[Instruction]
Reproduce every entry below precisely; do not include the pictures.

┄┄┄┄┄┄

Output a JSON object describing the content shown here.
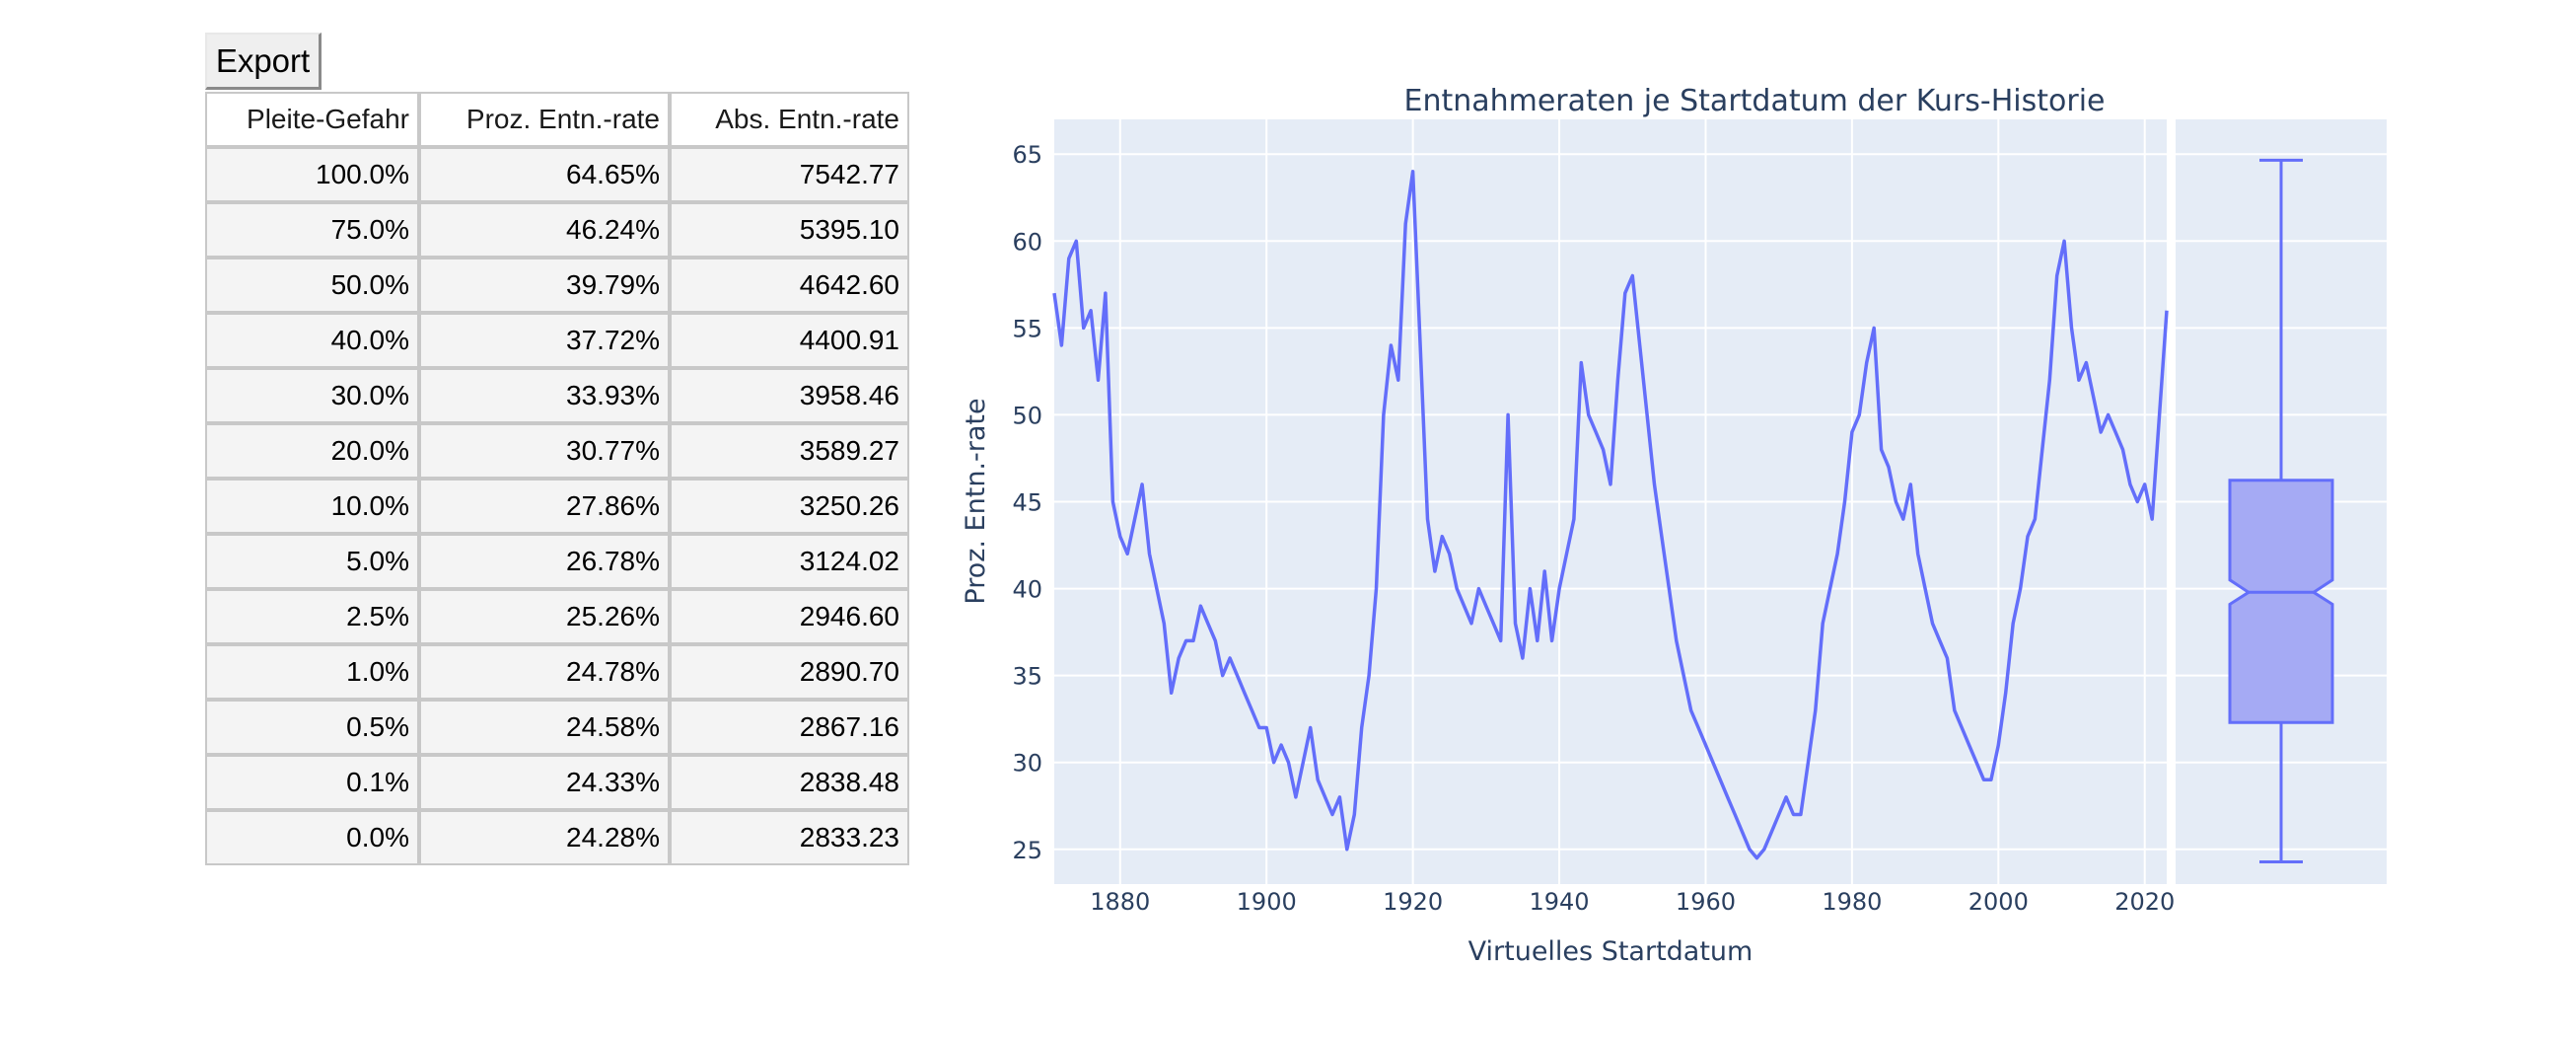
{
  "export_button": {
    "label": "Export"
  },
  "table": {
    "headers": [
      "Pleite-Gefahr",
      "Proz. Entn.-rate",
      "Abs. Entn.-rate"
    ],
    "rows": [
      [
        "100.0%",
        "64.65%",
        "7542.77"
      ],
      [
        "75.0%",
        "46.24%",
        "5395.10"
      ],
      [
        "50.0%",
        "39.79%",
        "4642.60"
      ],
      [
        "40.0%",
        "37.72%",
        "4400.91"
      ],
      [
        "30.0%",
        "33.93%",
        "3958.46"
      ],
      [
        "20.0%",
        "30.77%",
        "3589.27"
      ],
      [
        "10.0%",
        "27.86%",
        "3250.26"
      ],
      [
        "5.0%",
        "26.78%",
        "3124.02"
      ],
      [
        "2.5%",
        "25.26%",
        "2946.60"
      ],
      [
        "1.0%",
        "24.78%",
        "2890.70"
      ],
      [
        "0.5%",
        "24.58%",
        "2867.16"
      ],
      [
        "0.1%",
        "24.33%",
        "2838.48"
      ],
      [
        "0.0%",
        "24.28%",
        "2833.23"
      ]
    ]
  },
  "chart_data": {
    "type": "line",
    "title": "Entnahmeraten je Startdatum der Kurs-Historie",
    "xlabel": "Virtuelles Startdatum",
    "ylabel": "Proz. Entn.-rate",
    "xlim": [
      1871,
      2023
    ],
    "ylim": [
      23,
      67
    ],
    "xticks": [
      1880,
      1900,
      1920,
      1940,
      1960,
      1980,
      2000,
      2020
    ],
    "yticks": [
      25,
      30,
      35,
      40,
      45,
      50,
      55,
      60,
      65
    ],
    "grid": true,
    "line_color": "#636efa",
    "series": [
      {
        "name": "Proz. Entn.-rate",
        "x": [
          1871,
          1872,
          1873,
          1874,
          1875,
          1876,
          1877,
          1878,
          1879,
          1880,
          1881,
          1882,
          1883,
          1884,
          1885,
          1886,
          1887,
          1888,
          1889,
          1890,
          1891,
          1892,
          1893,
          1894,
          1895,
          1896,
          1897,
          1898,
          1899,
          1900,
          1901,
          1902,
          1903,
          1904,
          1905,
          1906,
          1907,
          1908,
          1909,
          1910,
          1911,
          1912,
          1913,
          1914,
          1915,
          1916,
          1917,
          1918,
          1919,
          1920,
          1921,
          1922,
          1923,
          1924,
          1925,
          1926,
          1927,
          1928,
          1929,
          1930,
          1931,
          1932,
          1933,
          1934,
          1935,
          1936,
          1937,
          1938,
          1939,
          1940,
          1941,
          1942,
          1943,
          1944,
          1945,
          1946,
          1947,
          1948,
          1949,
          1950,
          1951,
          1952,
          1953,
          1954,
          1955,
          1956,
          1957,
          1958,
          1959,
          1960,
          1961,
          1962,
          1963,
          1964,
          1965,
          1966,
          1967,
          1968,
          1969,
          1970,
          1971,
          1972,
          1973,
          1974,
          1975,
          1976,
          1977,
          1978,
          1979,
          1980,
          1981,
          1982,
          1983,
          1984,
          1985,
          1986,
          1987,
          1988,
          1989,
          1990,
          1991,
          1992,
          1993,
          1994,
          1995,
          1996,
          1997,
          1998,
          1999,
          2000,
          2001,
          2002,
          2003,
          2004,
          2005,
          2006,
          2007,
          2008,
          2009,
          2010,
          2011,
          2012,
          2013,
          2014,
          2015,
          2016,
          2017,
          2018,
          2019,
          2020,
          2021,
          2022,
          2023
        ],
        "y": [
          57,
          54,
          59,
          60,
          55,
          56,
          52,
          57,
          45,
          43,
          42,
          44,
          46,
          42,
          40,
          38,
          34,
          36,
          37,
          37,
          39,
          38,
          37,
          35,
          36,
          35,
          34,
          33,
          32,
          32,
          30,
          31,
          30,
          28,
          30,
          32,
          29,
          28,
          27,
          28,
          25,
          27,
          32,
          35,
          40,
          50,
          54,
          52,
          61,
          64,
          54,
          44,
          41,
          43,
          42,
          40,
          39,
          38,
          40,
          39,
          38,
          37,
          50,
          38,
          36,
          40,
          37,
          41,
          37,
          40,
          42,
          44,
          53,
          50,
          49,
          48,
          46,
          52,
          57,
          58,
          54,
          50,
          46,
          43,
          40,
          37,
          35,
          33,
          32,
          31,
          30,
          29,
          28,
          27,
          26,
          25,
          24.5,
          25,
          26,
          27,
          28,
          27,
          27,
          30,
          33,
          38,
          40,
          42,
          45,
          49,
          50,
          53,
          55,
          48,
          47,
          45,
          44,
          46,
          42,
          40,
          38,
          37,
          36,
          33,
          32,
          31,
          30,
          29,
          29,
          31,
          34,
          38,
          40,
          43,
          44,
          48,
          52,
          58,
          60,
          55,
          52,
          53,
          51,
          49,
          50,
          49,
          48,
          46,
          45,
          46,
          44,
          50,
          56
        ]
      }
    ],
    "box": {
      "min": 24.28,
      "q1": 32.3,
      "median": 39.79,
      "q3": 46.24,
      "max": 64.65,
      "notch_low": 39.1,
      "notch_high": 40.5,
      "fill_color": "#a5aaf4",
      "line_color": "#636efa"
    }
  }
}
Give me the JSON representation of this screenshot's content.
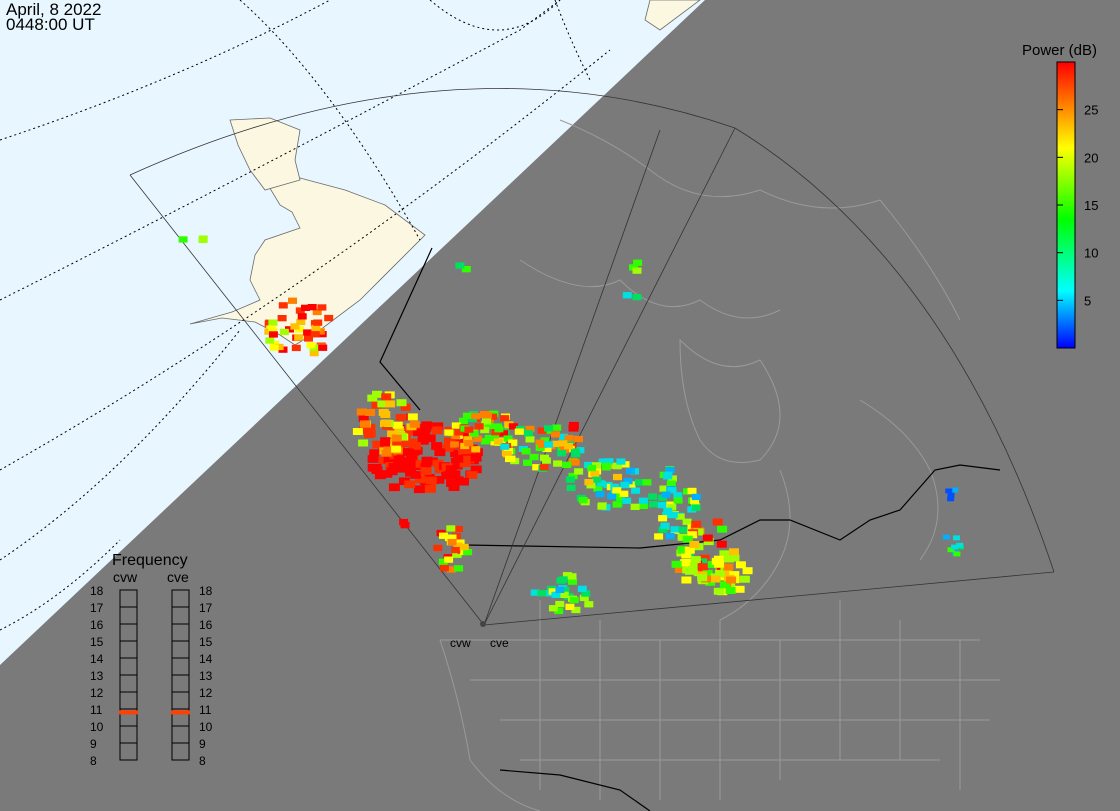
{
  "header": {
    "date": "April, 8 2022",
    "time": "0448:00 UT"
  },
  "colorbar": {
    "title": "Power (dB)",
    "ticks": [
      "25",
      "20",
      "15",
      "10",
      "5"
    ],
    "range": [
      0,
      30
    ],
    "stops": [
      "#0000ff",
      "#00ffff",
      "#00ff00",
      "#ffff00",
      "#ff8000",
      "#ff0000"
    ]
  },
  "frequency_panel": {
    "title": "Frequency",
    "radars": [
      {
        "name": "cvw",
        "selected_mhz": 10.8
      },
      {
        "name": "cve",
        "selected_mhz": 10.8
      }
    ],
    "scale": [
      "18",
      "17",
      "16",
      "15",
      "14",
      "13",
      "12",
      "11",
      "10",
      "9",
      "8"
    ]
  },
  "radar_sites": [
    {
      "name": "cvw"
    },
    {
      "name": "cve"
    }
  ],
  "colors": {
    "night": "#7a7a7a",
    "day_ocean": "#e8f6ff",
    "day_land": "#fbf7e1",
    "terminator": "#000000",
    "marker": "#ff4000"
  }
}
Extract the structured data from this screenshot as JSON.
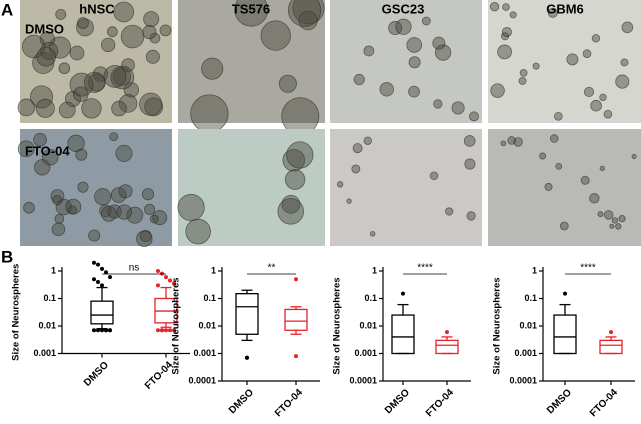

┄┄┄┄┄┄

[Task response]
Output a JSON object describing the content shown here.
{
  "export_button": {
    "label": "Export"
  },
  "table": {
    "headers": [
      "Pleite-Gefahr",
      "Proz. Entn.-rate",
      "Abs. Entn.-rate"
    ],
    "rows": [
      [
        "100.0%",
        "64.65%",
        "7542.77"
      ],
      [
        "75.0%",
        "46.24%",
        "5395.10"
      ],
      [
        "50.0%",
        "39.79%",
        "4642.60"
      ],
      [
        "40.0%",
        "37.72%",
        "4400.91"
      ],
      [
        "30.0%",
        "33.93%",
        "3958.46"
      ],
      [
        "20.0%",
        "30.77%",
        "3589.27"
      ],
      [
        "10.0%",
        "27.86%",
        "3250.26"
      ],
      [
        "5.0%",
        "26.78%",
        "3124.02"
      ],
      [
        "2.5%",
        "25.26%",
        "2946.60"
      ],
      [
        "1.0%",
        "24.78%",
        "2890.70"
      ],
      [
        "0.5%",
        "24.58%",
        "2867.16"
      ],
      [
        "0.1%",
        "24.33%",
        "2838.48"
      ],
      [
        "0.0%",
        "24.28%",
        "2833.23"
      ]
    ]
  },
  "chart_data": {
    "type": "line",
    "title": "Entnahmeraten je Startdatum der Kurs-Historie",
    "xlabel": "Virtuelles Startdatum",
    "ylabel": "Proz. Entn.-rate",
    "xlim": [
      1871,
      2023
    ],
    "ylim": [
      23,
      67
    ],
    "xticks": [
      1880,
      1900,
      1920,
      1940,
      1960,
      1980,
      2000,
      2020
    ],
    "yticks": [
      25,
      30,
      35,
      40,
      45,
      50,
      55,
      60,
      65
    ],
    "grid": true,
    "line_color": "#636efa",
    "series": [
      {
        "name": "Proz. Entn.-rate",
        "x": [
          1871,
          1872,
          1873,
          1874,
          1875,
          1876,
          1877,
          1878,
          1879,
          1880,
          1881,
          1882,
          1883,
          1884,
          1885,
          1886,
          1887,
          1888,
          1889,
          1890,
          1891,
          1892,
          1893,
          1894,
          1895,
          1896,
          1897,
          1898,
          1899,
          1900,
          1901,
          1902,
          1903,
          1904,
          1905,
          1906,
          1907,
          1908,
          1909,
          1910,
          1911,
          1912,
          1913,
          1914,
          1915,
          1916,
          1917,
          1918,
          1919,
          1920,
          1921,
          1922,
          1923,
          1924,
          1925,
          1926,
          1927,
          1928,
          1929,
          1930,
          1931,
          1932,
          1933,
          1934,
          1935,
          1936,
          1937,
          1938,
          1939,
          1940,
          1941,
          1942,
          1943,
          1944,
          1945,
          1946,
          1947,
          1948,
          1949,
          1950,
          1951,
          1952,
          1953,
          1954,
          1955,
          1956,
          1957,
          1958,
          1959,
          1960,
          1961,
          1962,
          1963,
          1964,
          1965,
          1966,
          1967,
          1968,
          1969,
          1970,
          1971,
          1972,
          1973,
          1974,
          1975,
          1976,
          1977,
          1978,
          1979,
          1980,
          1981,
          1982,
          1983,
          1984,
          1985,
          1986,
          1987,
          1988,
          1989,
          1990,
          1991,
          1992,
          1993,
          1994,
          1995,
          1996,
          1997,
          1998,
          1999,
          2000,
          2001,
          2002,
          2003,
          2004,
          2005,
          2006,
          2007,
          2008,
          2009,
          2010,
          2011,
          2012,
          2013,
          2014,
          2015,
          2016,
          2017,
          2018,
          2019,
          2020,
          2021,
          2022,
          2023
        ],
        "y": [
          57,
          54,
          59,
          60,
          55,
          56,
          52,
          57,
          45,
          43,
          42,
          44,
          46,
          42,
          40,
          38,
          34,
          36,
          37,
          37,
          39,
          38,
          37,
          35,
          36,
          35,
          34,
          33,
          32,
          32,
          30,
          31,
          30,
          28,
          30,
          32,
          29,
          28,
          27,
          28,
          25,
          27,
          32,
          35,
          40,
          50,
          54,
          52,
          61,
          64,
          54,
          44,
          41,
          43,
          42,
          40,
          39,
          38,
          40,
          39,
          38,
          37,
          50,
          38,
          36,
          40,
          37,
          41,
          37,
          40,
          42,
          44,
          53,
          50,
          49,
          48,
          46,
          52,
          57,
          58,
          54,
          50,
          46,
          43,
          40,
          37,
          35,
          33,
          32,
          31,
          30,
          29,
          28,
          27,
          26,
          25,
          24.5,
          25,
          26,
          27,
          28,
          27,
          27,
          30,
          33,
          38,
          40,
          42,
          45,
          49,
          50,
          53,
          55,
          48,
          47,
          45,
          44,
          46,
          42,
          40,
          38,
          37,
          36,
          33,
          32,
          31,
          30,
          29,
          29,
          31,
          34,
          38,
          40,
          43,
          44,
          48,
          52,
          58,
          60,
          55,
          52,
          53,
          51,
          49,
          50,
          49,
          48,
          46,
          45,
          46,
          44,
          50,
          56
        ]
      }
    ],
    "box": {
      "min": 24.28,
      "q1": 32.3,
      "median": 39.79,
      "q3": 46.24,
      "max": 64.65,
      "notch_low": 39.1,
      "notch_high": 40.5,
      "fill_color": "#a5aaf4",
      "line_color": "#636efa"
    }
  }
}
Give me the JSON representation of this screenshot's content.
{
  "header": {
    "date": "April, 8 2022",
    "time": "0448:00 UT"
  },
  "colorbar": {
    "title": "Power (dB)",
    "ticks": [
      "25",
      "20",
      "15",
      "10",
      "5"
    ],
    "range": [
      0,
      30
    ],
    "stops": [
      "#0000ff",
      "#00ffff",
      "#00ff00",
      "#ffff00",
      "#ff8000",
      "#ff0000"
    ]
  },
  "frequency_panel": {
    "title": "Frequency",
    "radars": [
      {
        "name": "cvw",
        "selected_mhz": 10.8
      },
      {
        "name": "cve",
        "selected_mhz": 10.8
      }
    ],
    "scale": [
      "18",
      "17",
      "16",
      "15",
      "14",
      "13",
      "12",
      "11",
      "10",
      "9",
      "8"
    ]
  },
  "radar_sites": [
    {
      "name": "cvw"
    },
    {
      "name": "cve"
    }
  ],
  "colors": {
    "night": "#7a7a7a",
    "day_ocean": "#e8f6ff",
    "day_land": "#fbf7e1",
    "terminator": "#000000",
    "marker": "#ff4000"
  }
}
Extract the structured data from this screenshot as JSON.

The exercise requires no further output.